Copy the material that follows word for word and omit its pictures.
** Start of Data excerpts **
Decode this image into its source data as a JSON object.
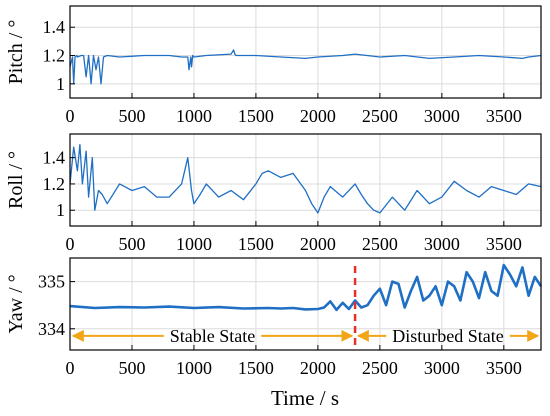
{
  "chart_data": [
    {
      "type": "line",
      "ylabel": "Pitch / °",
      "xlim": [
        0,
        3800
      ],
      "ylim": [
        0.9,
        1.55
      ],
      "x_ticks": [
        0,
        500,
        1000,
        1500,
        2000,
        2500,
        3000,
        3500
      ],
      "y_ticks": [
        1,
        1.2,
        1.4
      ],
      "grid": true,
      "series": [
        {
          "color": "#1f6fc5",
          "x": [
            0,
            20,
            30,
            40,
            55,
            60,
            90,
            110,
            130,
            150,
            170,
            190,
            210,
            230,
            250,
            270,
            300,
            400,
            600,
            800,
            900,
            950,
            960,
            975,
            980,
            990,
            1000,
            1100,
            1300,
            1320,
            1330,
            1340,
            1500,
            1700,
            1900,
            2000,
            2200,
            2300,
            2500,
            2700,
            2900,
            3100,
            3300,
            3500,
            3650,
            3700,
            3800
          ],
          "y": [
            1.12,
            1.19,
            1.0,
            1.19,
            1.2,
            1.19,
            1.2,
            1.2,
            1.05,
            1.2,
            1.0,
            1.2,
            1.1,
            1.19,
            1.0,
            1.19,
            1.2,
            1.19,
            1.2,
            1.2,
            1.19,
            1.19,
            1.1,
            1.19,
            1.12,
            1.2,
            1.19,
            1.2,
            1.21,
            1.24,
            1.21,
            1.2,
            1.2,
            1.19,
            1.18,
            1.19,
            1.2,
            1.21,
            1.19,
            1.2,
            1.18,
            1.19,
            1.2,
            1.19,
            1.18,
            1.19,
            1.2
          ]
        }
      ]
    },
    {
      "type": "line",
      "ylabel": "Roll / °",
      "xlim": [
        0,
        3800
      ],
      "ylim": [
        0.88,
        1.58
      ],
      "x_ticks": [
        0,
        500,
        1000,
        1500,
        2000,
        2500,
        3000,
        3500
      ],
      "y_ticks": [
        1,
        1.2,
        1.4
      ],
      "grid": true,
      "series": [
        {
          "color": "#1f6fc5",
          "x": [
            0,
            30,
            60,
            80,
            100,
            130,
            150,
            180,
            200,
            230,
            260,
            300,
            400,
            500,
            600,
            700,
            800,
            900,
            950,
            980,
            1000,
            1050,
            1100,
            1200,
            1300,
            1400,
            1500,
            1550,
            1600,
            1700,
            1800,
            1900,
            1950,
            2000,
            2050,
            2100,
            2200,
            2300,
            2350,
            2400,
            2450,
            2500,
            2600,
            2700,
            2800,
            2900,
            3000,
            3100,
            3200,
            3300,
            3400,
            3500,
            3600,
            3700,
            3800
          ],
          "y": [
            1.2,
            1.48,
            1.3,
            1.5,
            1.2,
            1.45,
            1.1,
            1.4,
            1.0,
            1.15,
            1.12,
            1.05,
            1.2,
            1.15,
            1.18,
            1.1,
            1.1,
            1.2,
            1.4,
            1.15,
            1.05,
            1.12,
            1.2,
            1.1,
            1.15,
            1.08,
            1.2,
            1.28,
            1.3,
            1.25,
            1.28,
            1.15,
            1.05,
            0.98,
            1.1,
            1.18,
            1.1,
            1.2,
            1.12,
            1.05,
            1.0,
            0.98,
            1.1,
            1.0,
            1.15,
            1.05,
            1.1,
            1.22,
            1.15,
            1.1,
            1.18,
            1.15,
            1.12,
            1.2,
            1.18
          ]
        }
      ]
    },
    {
      "type": "line",
      "ylabel": "Yaw / °",
      "xlabel": "Time / s",
      "xlim": [
        0,
        3800
      ],
      "ylim": [
        333.55,
        335.5
      ],
      "x_ticks": [
        0,
        500,
        1000,
        1500,
        2000,
        2500,
        3000,
        3500
      ],
      "y_ticks": [
        334,
        335
      ],
      "grid": true,
      "series": [
        {
          "color": "#1f6fc5",
          "x": [
            0,
            200,
            400,
            600,
            800,
            1000,
            1200,
            1400,
            1600,
            1700,
            1800,
            1900,
            2000,
            2050,
            2100,
            2150,
            2200,
            2250,
            2300,
            2350,
            2400,
            2450,
            2500,
            2550,
            2600,
            2650,
            2700,
            2750,
            2800,
            2850,
            2900,
            2950,
            3000,
            3050,
            3100,
            3150,
            3200,
            3250,
            3300,
            3350,
            3400,
            3450,
            3500,
            3550,
            3600,
            3650,
            3700,
            3750,
            3800
          ],
          "y": [
            334.48,
            334.44,
            334.46,
            334.45,
            334.47,
            334.44,
            334.46,
            334.43,
            334.44,
            334.43,
            334.44,
            334.41,
            334.42,
            334.45,
            334.58,
            334.4,
            334.55,
            334.42,
            334.6,
            334.45,
            334.5,
            334.7,
            334.85,
            334.5,
            335.0,
            334.95,
            334.45,
            334.8,
            335.1,
            334.6,
            334.7,
            334.9,
            334.5,
            335.0,
            334.9,
            334.6,
            335.2,
            335.0,
            334.65,
            335.2,
            334.8,
            334.7,
            335.35,
            335.15,
            334.9,
            335.3,
            334.7,
            335.1,
            334.9
          ]
        }
      ],
      "marker_x": 2300,
      "marker_color": "#e8302a",
      "annotations": [
        {
          "text": "Stable State",
          "from_x": 0,
          "to_x": 2300,
          "y": 333.85,
          "color": "#f2a516"
        },
        {
          "text": "Disturbed State",
          "from_x": 2300,
          "to_x": 3800,
          "y": 333.85,
          "color": "#f2a516"
        }
      ]
    }
  ]
}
** End of Data excerpts **
### Solution for this problem
Decode this image into its source data as a JSON object.
{
  "chart_data": [
    {
      "type": "line",
      "ylabel": "Pitch / °",
      "xlim": [
        0,
        3800
      ],
      "ylim": [
        0.9,
        1.55
      ],
      "x_ticks": [
        0,
        500,
        1000,
        1500,
        2000,
        2500,
        3000,
        3500
      ],
      "y_ticks": [
        1,
        1.2,
        1.4
      ],
      "grid": true,
      "series": [
        {
          "color": "#1f6fc5",
          "x": [
            0,
            20,
            30,
            40,
            55,
            60,
            90,
            110,
            130,
            150,
            170,
            190,
            210,
            230,
            250,
            270,
            300,
            400,
            600,
            800,
            900,
            950,
            960,
            975,
            980,
            990,
            1000,
            1100,
            1300,
            1320,
            1330,
            1340,
            1500,
            1700,
            1900,
            2000,
            2200,
            2300,
            2500,
            2700,
            2900,
            3100,
            3300,
            3500,
            3650,
            3700,
            3800
          ],
          "y": [
            1.12,
            1.19,
            1.0,
            1.19,
            1.2,
            1.19,
            1.2,
            1.2,
            1.05,
            1.2,
            1.0,
            1.2,
            1.1,
            1.19,
            1.0,
            1.19,
            1.2,
            1.19,
            1.2,
            1.2,
            1.19,
            1.19,
            1.1,
            1.19,
            1.12,
            1.2,
            1.19,
            1.2,
            1.21,
            1.24,
            1.21,
            1.2,
            1.2,
            1.19,
            1.18,
            1.19,
            1.2,
            1.21,
            1.19,
            1.2,
            1.18,
            1.19,
            1.2,
            1.19,
            1.18,
            1.19,
            1.2
          ]
        }
      ]
    },
    {
      "type": "line",
      "ylabel": "Roll / °",
      "xlim": [
        0,
        3800
      ],
      "ylim": [
        0.88,
        1.58
      ],
      "x_ticks": [
        0,
        500,
        1000,
        1500,
        2000,
        2500,
        3000,
        3500
      ],
      "y_ticks": [
        1,
        1.2,
        1.4
      ],
      "grid": true,
      "series": [
        {
          "color": "#1f6fc5",
          "x": [
            0,
            30,
            60,
            80,
            100,
            130,
            150,
            180,
            200,
            230,
            260,
            300,
            400,
            500,
            600,
            700,
            800,
            900,
            950,
            980,
            1000,
            1050,
            1100,
            1200,
            1300,
            1400,
            1500,
            1550,
            1600,
            1700,
            1800,
            1900,
            1950,
            2000,
            2050,
            2100,
            2200,
            2300,
            2350,
            2400,
            2450,
            2500,
            2600,
            2700,
            2800,
            2900,
            3000,
            3100,
            3200,
            3300,
            3400,
            3500,
            3600,
            3700,
            3800
          ],
          "y": [
            1.2,
            1.48,
            1.3,
            1.5,
            1.2,
            1.45,
            1.1,
            1.4,
            1.0,
            1.15,
            1.12,
            1.05,
            1.2,
            1.15,
            1.18,
            1.1,
            1.1,
            1.2,
            1.4,
            1.15,
            1.05,
            1.12,
            1.2,
            1.1,
            1.15,
            1.08,
            1.2,
            1.28,
            1.3,
            1.25,
            1.28,
            1.15,
            1.05,
            0.98,
            1.1,
            1.18,
            1.1,
            1.2,
            1.12,
            1.05,
            1.0,
            0.98,
            1.1,
            1.0,
            1.15,
            1.05,
            1.1,
            1.22,
            1.15,
            1.1,
            1.18,
            1.15,
            1.12,
            1.2,
            1.18
          ]
        }
      ]
    },
    {
      "type": "line",
      "ylabel": "Yaw / °",
      "xlabel": "Time / s",
      "xlim": [
        0,
        3800
      ],
      "ylim": [
        333.55,
        335.5
      ],
      "x_ticks": [
        0,
        500,
        1000,
        1500,
        2000,
        2500,
        3000,
        3500
      ],
      "y_ticks": [
        334,
        335
      ],
      "grid": true,
      "series": [
        {
          "color": "#1f6fc5",
          "x": [
            0,
            200,
            400,
            600,
            800,
            1000,
            1200,
            1400,
            1600,
            1700,
            1800,
            1900,
            2000,
            2050,
            2100,
            2150,
            2200,
            2250,
            2300,
            2350,
            2400,
            2450,
            2500,
            2550,
            2600,
            2650,
            2700,
            2750,
            2800,
            2850,
            2900,
            2950,
            3000,
            3050,
            3100,
            3150,
            3200,
            3250,
            3300,
            3350,
            3400,
            3450,
            3500,
            3550,
            3600,
            3650,
            3700,
            3750,
            3800
          ],
          "y": [
            334.48,
            334.44,
            334.46,
            334.45,
            334.47,
            334.44,
            334.46,
            334.43,
            334.44,
            334.43,
            334.44,
            334.41,
            334.42,
            334.45,
            334.58,
            334.4,
            334.55,
            334.42,
            334.6,
            334.45,
            334.5,
            334.7,
            334.85,
            334.5,
            335.0,
            334.95,
            334.45,
            334.8,
            335.1,
            334.6,
            334.7,
            334.9,
            334.5,
            335.0,
            334.9,
            334.6,
            335.2,
            335.0,
            334.65,
            335.2,
            334.8,
            334.7,
            335.35,
            335.15,
            334.9,
            335.3,
            334.7,
            335.1,
            334.9
          ]
        }
      ],
      "marker_x": 2300,
      "marker_color": "#e8302a",
      "annotations": [
        {
          "text": "Stable State",
          "from_x": 0,
          "to_x": 2300,
          "y": 333.85,
          "color": "#f2a516"
        },
        {
          "text": "Disturbed State",
          "from_x": 2300,
          "to_x": 3800,
          "y": 333.85,
          "color": "#f2a516"
        }
      ]
    }
  ]
}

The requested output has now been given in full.